* _CHALLENGE_
Repeat the whole of the data, keeping every detail the same.

* _DATA SHOWN_

- - - - -

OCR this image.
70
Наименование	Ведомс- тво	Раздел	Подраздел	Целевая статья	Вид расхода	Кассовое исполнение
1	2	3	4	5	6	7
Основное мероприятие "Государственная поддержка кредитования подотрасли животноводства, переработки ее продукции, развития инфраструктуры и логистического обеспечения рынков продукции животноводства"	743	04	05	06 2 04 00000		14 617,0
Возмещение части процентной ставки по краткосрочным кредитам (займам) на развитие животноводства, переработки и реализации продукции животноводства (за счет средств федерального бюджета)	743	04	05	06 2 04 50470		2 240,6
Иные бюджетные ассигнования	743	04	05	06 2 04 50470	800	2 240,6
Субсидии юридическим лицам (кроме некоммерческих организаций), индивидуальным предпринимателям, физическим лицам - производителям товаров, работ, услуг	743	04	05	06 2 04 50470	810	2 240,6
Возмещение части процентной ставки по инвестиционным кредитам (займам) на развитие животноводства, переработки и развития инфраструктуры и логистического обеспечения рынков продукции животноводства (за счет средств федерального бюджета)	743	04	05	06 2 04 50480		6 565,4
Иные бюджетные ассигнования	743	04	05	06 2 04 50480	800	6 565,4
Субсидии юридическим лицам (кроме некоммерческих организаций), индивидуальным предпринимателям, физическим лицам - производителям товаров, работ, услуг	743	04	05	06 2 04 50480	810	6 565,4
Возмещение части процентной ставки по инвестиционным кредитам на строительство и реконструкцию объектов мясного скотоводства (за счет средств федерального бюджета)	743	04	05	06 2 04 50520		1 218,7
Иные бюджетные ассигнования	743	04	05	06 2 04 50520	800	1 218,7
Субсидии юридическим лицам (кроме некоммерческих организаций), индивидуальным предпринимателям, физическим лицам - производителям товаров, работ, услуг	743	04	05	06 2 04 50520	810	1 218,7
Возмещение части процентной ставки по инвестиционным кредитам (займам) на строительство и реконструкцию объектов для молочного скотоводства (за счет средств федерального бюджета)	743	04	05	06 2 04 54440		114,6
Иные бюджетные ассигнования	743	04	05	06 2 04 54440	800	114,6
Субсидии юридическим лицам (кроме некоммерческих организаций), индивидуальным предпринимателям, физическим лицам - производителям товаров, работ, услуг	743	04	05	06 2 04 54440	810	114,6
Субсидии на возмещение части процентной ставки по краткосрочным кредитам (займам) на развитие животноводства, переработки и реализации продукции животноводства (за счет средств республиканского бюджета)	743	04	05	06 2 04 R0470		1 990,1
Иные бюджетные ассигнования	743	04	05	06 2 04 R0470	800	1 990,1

- - - - -

* _REPLY_
OCR this image.
70
Наименование	Ведомс- тво	Раздел	Подраздел	Целевая статья	Вид расхода	Кассовое исполнение
1	2	3	4	5	6	7
Основное мероприятие "Государственная поддержка кредитования подотрасли животноводства, переработки ее продукции, развития инфраструктуры и логистического обеспечения рынков продукции животноводства"	743	04	05	06 2 04 00000		14 617,0
Возмещение части процентной ставки по краткосрочным кредитам (займам) на развитие животноводства, переработки и реализации продукции животноводства (за счет средств федерального бюджета)	743	04	05	06 2 04 50470		2 240,6
Иные бюджетные ассигнования	743	04	05	06 2 04 50470	800	2 240,6
Субсидии юридическим лицам (кроме некоммерческих организаций), индивидуальным предпринимателям, физическим лицам - производителям товаров, работ, услуг	743	04	05	06 2 04 50470	810	2 240,6
Возмещение части процентной ставки по инвестиционным кредитам (займам) на развитие животноводства, переработки и развития инфраструктуры и логистического обеспечения рынков продукции животноводства (за счет средств федерального бюджета)	743	04	05	06 2 04 50480		6 565,4
Иные бюджетные ассигнования	743	04	05	06 2 04 50480	800	6 565,4
Субсидии юридическим лицам (кроме некоммерческих организаций), индивидуальным предпринимателям, физическим лицам - производителям товаров, работ, услуг	743	04	05	06 2 04 50480	810	6 565,4
Возмещение части процентной ставки по инвестиционным кредитам на строительство и реконструкцию объектов мясного скотоводства (за счет средств федерального бюджета)	743	04	05	06 2 04 50520		1 218,7
Иные бюджетные ассигнования	743	04	05	06 2 04 50520	800	1 218,7
Субсидии юридическим лицам (кроме некоммерческих организаций), индивидуальным предпринимателям, физическим лицам - производителям товаров, работ, услуг	743	04	05	06 2 04 50520	810	1 218,7
Возмещение части процентной ставки по инвестиционным кредитам (займам) на строительство и реконструкцию объектов для молочного скотоводства (за счет средств федерального бюджета)	743	04	05	06 2 04 54440		114,6
Иные бюджетные ассигнования	743	04	05	06 2 04 54440	800	114,6
Субсидии юридическим лицам (кроме некоммерческих организаций), индивидуальным предпринимателям, физическим лицам - производителям товаров, работ, услуг	743	04	05	06 2 04 54440	810	114,6
Субсидии на возмещение части процентной ставки по краткосрочным кредитам (займам) на развитие животноводства, переработки и реализации продукции животноводства (за счет средств республиканского бюджета)	743	04	05	06 2 04 R0470		1 990,1
Иные бюджетные ассигнования	743	04	05	06 2 04 R0470	800	1 990,1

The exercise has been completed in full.